= WHAT IS EXPECTED =
Look over the lines below. Report each one that includes the string "JSON".

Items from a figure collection
* BEGIN *

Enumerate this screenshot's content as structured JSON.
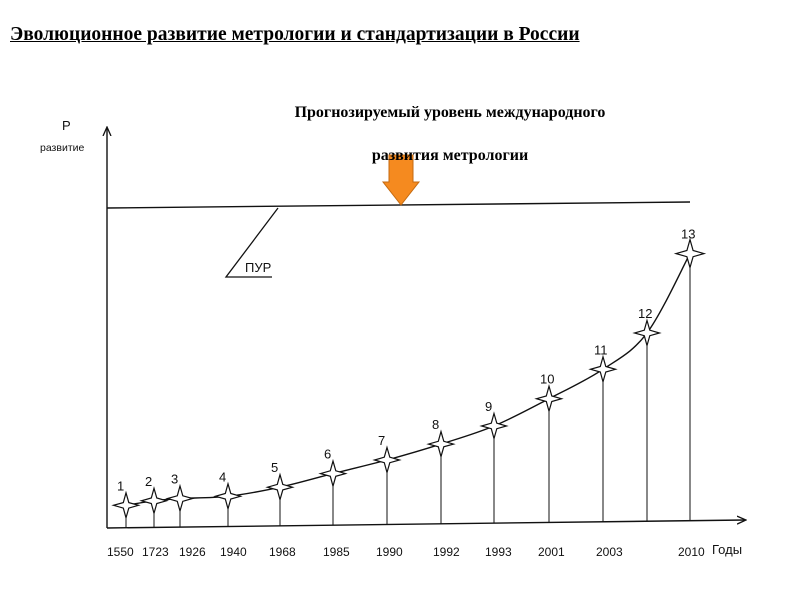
{
  "title": "Эволюционное развитие метрологии и стандартизации в России",
  "forecast_label": {
    "line1": "Прогнозируемый уровень международного",
    "line2": "развития метрологии"
  },
  "pur_label": "ПУР",
  "colors": {
    "arrow": "#f58a1f",
    "arrow_stroke": "#c46a10",
    "line": "#111111"
  },
  "chart_data": {
    "type": "line",
    "title": "",
    "ylabel_lines": [
      "P",
      "развитие"
    ],
    "xlabel": "Годы",
    "ylim": [
      0,
      13.5
    ],
    "forecast_level": 13.9,
    "points": [
      {
        "n": "1",
        "year": "1550",
        "level": 1.0
      },
      {
        "n": "2",
        "year": "1723",
        "level": 1.2
      },
      {
        "n": "3",
        "year": "1926",
        "level": 1.3
      },
      {
        "n": "4",
        "year": "1940",
        "level": 1.4
      },
      {
        "n": "5",
        "year": "1968",
        "level": 1.8
      },
      {
        "n": "6",
        "year": "1985",
        "level": 2.4
      },
      {
        "n": "7",
        "year": "1990",
        "level": 3.0
      },
      {
        "n": "8",
        "year": "1992",
        "level": 3.7
      },
      {
        "n": "9",
        "year": "1993",
        "level": 4.5
      },
      {
        "n": "10",
        "year": "2001",
        "level": 5.7
      },
      {
        "n": "11",
        "year": "2003",
        "level": 7.0
      },
      {
        "n": "12",
        "year": "2003",
        "level": 8.6
      },
      {
        "n": "13",
        "year": "2010",
        "level": 12.1
      }
    ]
  }
}
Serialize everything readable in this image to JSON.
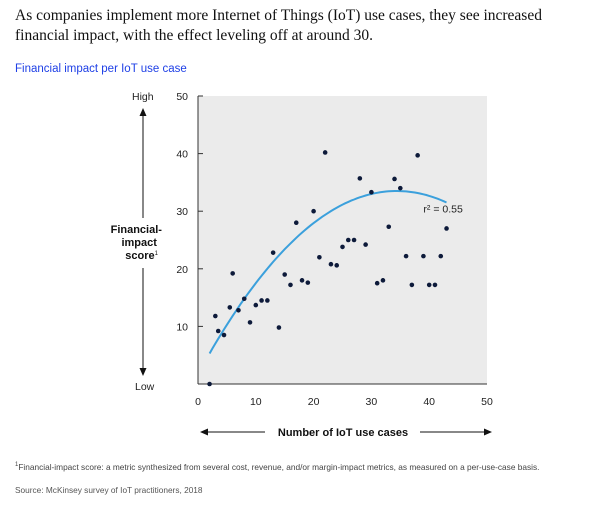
{
  "headline": "As companies implement more Internet of Things (IoT) use cases, they see increased financial impact, with the effect leveling off at around 30.",
  "subtitle": "Financial impact per IoT use case",
  "footnote": {
    "marker": "1",
    "text": "Financial-impact score: a metric synthesized from several cost, revenue, and/or margin-impact metrics, as measured on a per-use-case basis."
  },
  "source": "Source: McKinsey survey of IoT practitioners, 2018",
  "colors": {
    "accent": "#1f40e6",
    "trend": "#3ba0dc",
    "point": "#0d1a3a",
    "panel": "#ebebeb"
  },
  "chart_data": {
    "type": "scatter",
    "title": "Financial impact per IoT use case",
    "xlabel": "Number of IoT use cases",
    "ylabel_lines": [
      "Financial-",
      "impact",
      "score"
    ],
    "ylabel_sup": "1",
    "y_high_label": "High",
    "y_low_label": "Low",
    "xlim": [
      0,
      50
    ],
    "ylim": [
      0,
      50
    ],
    "xticks": [
      0,
      10,
      20,
      30,
      40,
      50
    ],
    "yticks": [
      10,
      20,
      30,
      40,
      50
    ],
    "grid": false,
    "annotation": {
      "text": "r² = 0.55",
      "x": 39,
      "y": 29.8
    },
    "trendline": {
      "type": "quadratic",
      "coefficients": [
        -0.0269,
        1.85,
        1.7
      ],
      "x_range": [
        2,
        43
      ]
    },
    "points": [
      [
        2,
        0
      ],
      [
        3,
        11.8
      ],
      [
        3.5,
        9.2
      ],
      [
        4.5,
        8.5
      ],
      [
        5.5,
        13.3
      ],
      [
        6,
        19.2
      ],
      [
        7,
        12.8
      ],
      [
        8,
        14.8
      ],
      [
        9,
        10.7
      ],
      [
        10,
        13.7
      ],
      [
        11,
        14.5
      ],
      [
        12,
        14.5
      ],
      [
        13,
        22.8
      ],
      [
        14,
        9.8
      ],
      [
        15,
        19
      ],
      [
        16,
        17.2
      ],
      [
        17,
        28
      ],
      [
        18,
        18
      ],
      [
        19,
        17.6
      ],
      [
        20,
        30
      ],
      [
        21,
        22
      ],
      [
        22,
        40.2
      ],
      [
        23,
        20.8
      ],
      [
        24,
        20.6
      ],
      [
        25,
        23.8
      ],
      [
        26,
        25
      ],
      [
        27,
        25
      ],
      [
        28,
        35.7
      ],
      [
        29,
        24.2
      ],
      [
        30,
        33.3
      ],
      [
        31,
        17.5
      ],
      [
        32,
        18
      ],
      [
        33,
        27.3
      ],
      [
        34,
        35.6
      ],
      [
        35,
        34
      ],
      [
        36,
        22.2
      ],
      [
        37,
        17.2
      ],
      [
        38,
        39.7
      ],
      [
        39,
        22.2
      ],
      [
        40,
        17.2
      ],
      [
        41,
        17.2
      ],
      [
        42,
        22.2
      ],
      [
        43,
        27
      ]
    ]
  }
}
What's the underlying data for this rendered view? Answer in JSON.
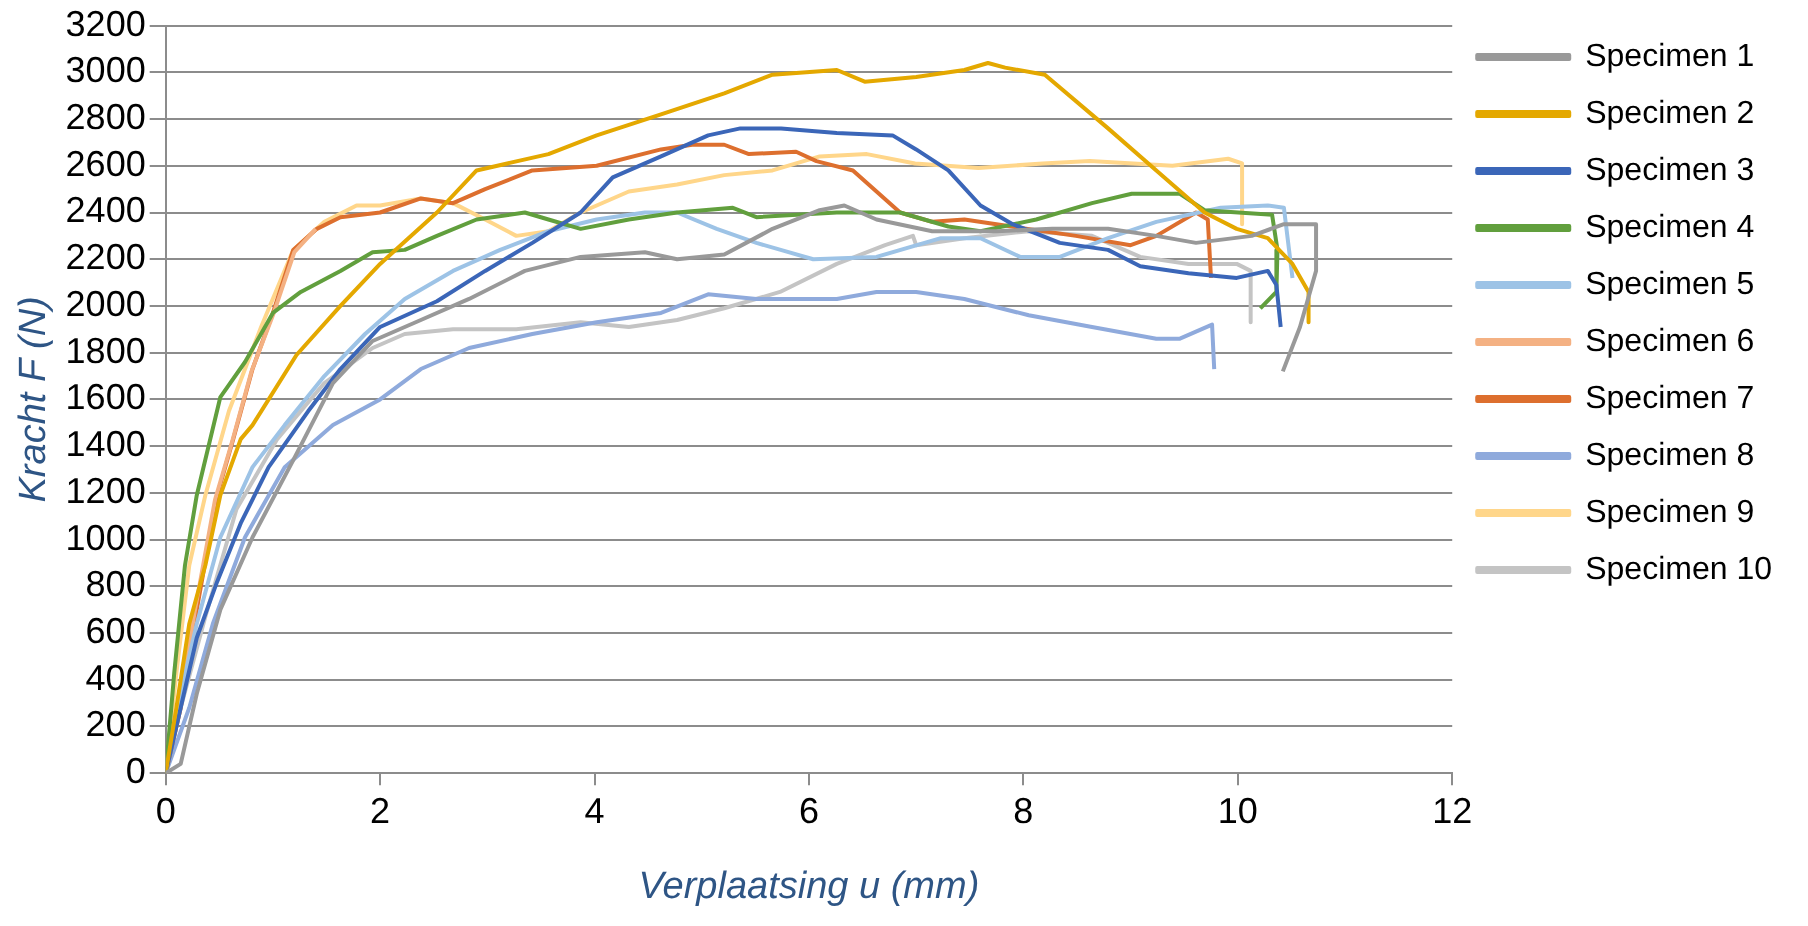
{
  "chart_data": {
    "type": "line",
    "xlabel": "Verplaatsing u (mm)",
    "ylabel": "Kracht F (N)",
    "xlim": [
      0,
      12
    ],
    "ylim": [
      0,
      3200
    ],
    "xticks": [
      0,
      2,
      4,
      6,
      8,
      10,
      12
    ],
    "yticks": [
      0,
      200,
      400,
      600,
      800,
      1000,
      1200,
      1400,
      1600,
      1800,
      2000,
      2200,
      2400,
      2600,
      2800,
      3000,
      3200
    ],
    "grid": "y",
    "legend": "right",
    "marker": "none",
    "line_style": "solid",
    "series": [
      {
        "name": "Specimen 1",
        "color": "#999999",
        "x": [
          0,
          0.14,
          0.29,
          0.51,
          0.81,
          1.19,
          1.56,
          1.93,
          2.38,
          2.83,
          3.35,
          3.87,
          4.47,
          4.77,
          5.21,
          5.66,
          6.1,
          6.33,
          6.63,
          7.15,
          7.75,
          8.27,
          8.79,
          9.24,
          9.61,
          10.13,
          10.43,
          10.73,
          10.73,
          10.58,
          10.42
        ],
        "values": [
          0,
          40,
          340,
          700,
          1010,
          1340,
          1670,
          1850,
          1940,
          2030,
          2150,
          2210,
          2230,
          2200,
          2220,
          2330,
          2410,
          2430,
          2370,
          2320,
          2320,
          2330,
          2330,
          2300,
          2270,
          2300,
          2350,
          2350,
          2150,
          1910,
          1720
        ]
      },
      {
        "name": "Specimen 2",
        "color": "#e4a800",
        "x": [
          0,
          0.1,
          0.22,
          0.37,
          0.51,
          0.7,
          0.81,
          1.22,
          1.63,
          2.0,
          2.53,
          2.9,
          3.57,
          4.02,
          4.62,
          5.21,
          5.66,
          6.26,
          6.52,
          7.0,
          7.45,
          7.67,
          7.83,
          8.2,
          8.79,
          9.24,
          9.69,
          9.99,
          10.28,
          10.51,
          10.66,
          10.66
        ],
        "values": [
          0,
          280,
          640,
          890,
          1190,
          1430,
          1490,
          1790,
          2000,
          2180,
          2400,
          2580,
          2650,
          2730,
          2820,
          2910,
          2990,
          3010,
          2960,
          2980,
          3010,
          3040,
          3020,
          2990,
          2760,
          2580,
          2400,
          2330,
          2290,
          2180,
          2060,
          1930
        ]
      },
      {
        "name": "Specimen 3",
        "color": "#3b66b8",
        "x": [
          0,
          0.14,
          0.29,
          0.48,
          0.7,
          0.96,
          1.33,
          1.63,
          2.0,
          2.53,
          2.98,
          3.42,
          3.87,
          4.17,
          4.62,
          5.06,
          5.36,
          5.74,
          6.26,
          6.78,
          7.0,
          7.3,
          7.6,
          7.9,
          8.34,
          8.79,
          9.09,
          9.54,
          9.99,
          10.28,
          10.36,
          10.4
        ],
        "values": [
          0,
          280,
          580,
          820,
          1070,
          1310,
          1550,
          1730,
          1910,
          2020,
          2150,
          2270,
          2400,
          2550,
          2640,
          2730,
          2760,
          2760,
          2740,
          2730,
          2670,
          2580,
          2430,
          2350,
          2270,
          2240,
          2170,
          2140,
          2120,
          2150,
          2090,
          1910
        ]
      },
      {
        "name": "Specimen 4",
        "color": "#619f3d",
        "x": [
          0,
          0.08,
          0.18,
          0.29,
          0.51,
          0.74,
          1.0,
          1.26,
          1.63,
          1.93,
          2.23,
          2.53,
          2.9,
          3.35,
          3.57,
          3.87,
          4.32,
          4.77,
          5.29,
          5.51,
          6.26,
          6.85,
          7.3,
          7.6,
          8.12,
          8.64,
          9.01,
          9.46,
          9.69,
          10.32,
          10.37,
          10.36,
          10.21
        ],
        "values": [
          0,
          430,
          890,
          1190,
          1610,
          1760,
          1970,
          2060,
          2150,
          2230,
          2240,
          2300,
          2370,
          2400,
          2370,
          2330,
          2370,
          2400,
          2420,
          2380,
          2400,
          2400,
          2340,
          2320,
          2370,
          2440,
          2480,
          2480,
          2410,
          2390,
          2240,
          2060,
          1990
        ]
      },
      {
        "name": "Specimen 5",
        "color": "#9dc3e6",
        "x": [
          0,
          0.14,
          0.29,
          0.51,
          0.81,
          1.11,
          1.48,
          1.86,
          2.23,
          2.68,
          3.12,
          3.57,
          4.02,
          4.47,
          4.77,
          5.14,
          5.51,
          6.04,
          6.63,
          7.23,
          7.6,
          7.97,
          8.34,
          8.79,
          9.24,
          9.84,
          10.28,
          10.43,
          10.51
        ],
        "values": [
          0,
          340,
          640,
          1010,
          1310,
          1490,
          1700,
          1880,
          2030,
          2150,
          2240,
          2320,
          2370,
          2400,
          2400,
          2330,
          2270,
          2200,
          2210,
          2290,
          2290,
          2210,
          2210,
          2290,
          2360,
          2420,
          2430,
          2420,
          2120
        ]
      },
      {
        "name": "Specimen 6",
        "color": "#f4b183",
        "x": [
          0,
          0.12,
          0.27,
          0.46,
          0.62,
          0.8,
          1.0,
          1.2,
          1.4
        ],
        "values": [
          0,
          260,
          690,
          1170,
          1420,
          1720,
          1960,
          2230,
          2330
        ]
      },
      {
        "name": "Specimen 7",
        "color": "#dd6f2e",
        "x": [
          0,
          0.14,
          0.29,
          0.48,
          0.63,
          0.81,
          1.0,
          1.19,
          1.41,
          1.63,
          2.0,
          2.38,
          2.68,
          2.98,
          3.42,
          4.02,
          4.62,
          4.91,
          5.21,
          5.44,
          5.88,
          6.07,
          6.41,
          6.63,
          6.85,
          7.15,
          7.45,
          7.89,
          8.49,
          9.0,
          9.24,
          9.61,
          9.72,
          9.75
        ],
        "values": [
          0,
          280,
          700,
          1190,
          1430,
          1730,
          1970,
          2240,
          2330,
          2380,
          2400,
          2460,
          2440,
          2500,
          2580,
          2600,
          2670,
          2690,
          2690,
          2650,
          2660,
          2620,
          2580,
          2490,
          2400,
          2360,
          2370,
          2340,
          2300,
          2260,
          2300,
          2400,
          2370,
          2120
        ]
      },
      {
        "name": "Specimen 8",
        "color": "#8faadc",
        "x": [
          0,
          0.22,
          0.44,
          0.74,
          1.11,
          1.56,
          2.0,
          2.38,
          2.83,
          3.42,
          4.02,
          4.62,
          5.06,
          5.51,
          6.26,
          6.63,
          7.0,
          7.45,
          8.05,
          8.64,
          9.24,
          9.46,
          9.76,
          9.78
        ],
        "values": [
          0,
          280,
          640,
          1010,
          1310,
          1490,
          1600,
          1730,
          1820,
          1880,
          1930,
          1970,
          2050,
          2030,
          2030,
          2060,
          2060,
          2030,
          1960,
          1910,
          1860,
          1860,
          1920,
          1730
        ]
      },
      {
        "name": "Specimen 9",
        "color": "#ffd68a",
        "x": [
          0,
          0.1,
          0.22,
          0.37,
          0.59,
          0.89,
          1.19,
          1.48,
          1.78,
          2.0,
          2.38,
          2.68,
          2.98,
          3.27,
          3.57,
          3.87,
          4.32,
          4.77,
          5.21,
          5.66,
          6.1,
          6.54,
          6.99,
          7.58,
          8.18,
          8.62,
          9.39,
          9.91,
          10.04,
          10.04
        ],
        "values": [
          0,
          430,
          890,
          1190,
          1550,
          1910,
          2240,
          2360,
          2430,
          2430,
          2460,
          2440,
          2370,
          2300,
          2320,
          2400,
          2490,
          2520,
          2560,
          2580,
          2640,
          2650,
          2610,
          2590,
          2610,
          2620,
          2600,
          2630,
          2610,
          2350
        ]
      },
      {
        "name": "Specimen 10",
        "color": "#c4c4c4",
        "x": [
          0,
          0.14,
          0.37,
          0.66,
          1.04,
          1.48,
          1.93,
          2.23,
          2.68,
          3.27,
          3.87,
          4.32,
          4.77,
          5.21,
          5.73,
          6.26,
          6.71,
          6.97,
          7.0,
          7.45,
          8.05,
          8.64,
          9.09,
          9.54,
          9.99,
          10.12,
          10.12
        ],
        "values": [
          0,
          280,
          670,
          1130,
          1430,
          1670,
          1820,
          1880,
          1900,
          1900,
          1930,
          1910,
          1940,
          1990,
          2060,
          2180,
          2260,
          2300,
          2260,
          2290,
          2320,
          2300,
          2210,
          2180,
          2180,
          2150,
          1930
        ]
      }
    ]
  }
}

* END *

= FULL RESPONSE =
Enumerate this screenshot's content as structured JSON.
Serialize everything readable in this image to JSON.
What's the underlying data for this rendered view? Answer in JSON.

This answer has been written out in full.